(Saved entries)
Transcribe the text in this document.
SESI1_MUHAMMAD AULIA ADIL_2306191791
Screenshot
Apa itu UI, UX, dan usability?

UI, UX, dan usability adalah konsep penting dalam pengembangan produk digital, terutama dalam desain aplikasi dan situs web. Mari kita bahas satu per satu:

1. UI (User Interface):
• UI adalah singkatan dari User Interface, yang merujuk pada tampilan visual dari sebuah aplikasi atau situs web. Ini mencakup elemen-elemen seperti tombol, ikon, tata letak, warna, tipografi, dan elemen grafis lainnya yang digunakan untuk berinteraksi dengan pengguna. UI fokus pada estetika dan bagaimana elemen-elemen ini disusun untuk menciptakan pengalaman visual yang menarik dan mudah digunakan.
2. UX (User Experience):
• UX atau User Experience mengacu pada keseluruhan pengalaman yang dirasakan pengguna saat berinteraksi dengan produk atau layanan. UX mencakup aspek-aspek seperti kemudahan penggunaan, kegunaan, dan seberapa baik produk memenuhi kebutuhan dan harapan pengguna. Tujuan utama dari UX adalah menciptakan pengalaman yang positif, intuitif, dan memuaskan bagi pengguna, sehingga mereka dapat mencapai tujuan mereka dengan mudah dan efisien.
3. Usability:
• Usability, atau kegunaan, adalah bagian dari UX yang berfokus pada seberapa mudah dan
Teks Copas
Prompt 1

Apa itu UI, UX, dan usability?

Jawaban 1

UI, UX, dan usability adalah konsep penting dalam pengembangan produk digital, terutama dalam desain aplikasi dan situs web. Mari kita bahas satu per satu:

PROBLEM DESCRIPTION => Which lines contain "User"? Show each of them.

RESPONSE TO THE EXERCISE =>
1. UI (User Interface):
• UI adalah singkatan dari User Interface, yang merujuk pada tampilan visual dari sebuah aplikasi atau situs web. Ini mencakup elemen-elemen seperti tombol, ikon, tata letak, warna, tipografi, dan elemen grafis lainnya yang digunakan untuk berinteraksi dengan pengguna. UI fokus pada estetika dan bagaimana elemen-elemen ini disusun untuk menciptakan pengalaman visual yang menarik dan mudah digunakan.
2. UX (User Experience):
• UX atau User Experience mengacu pada keseluruhan pengalaman yang dirasakan pengguna saat berinteraksi dengan produk atau layanan. UX mencakup aspek-aspek seperti kemudahan penggunaan, kegunaan, dan seberapa baik produk memenuhi kebutuhan dan harapan pengguna. Tujuan utama dari UX adalah menciptakan pengalaman yang positif, intuitif, dan memuaskan bagi pengguna, sehingga mereka dapat mencapai tujuan mereka dengan mudah dan efisien.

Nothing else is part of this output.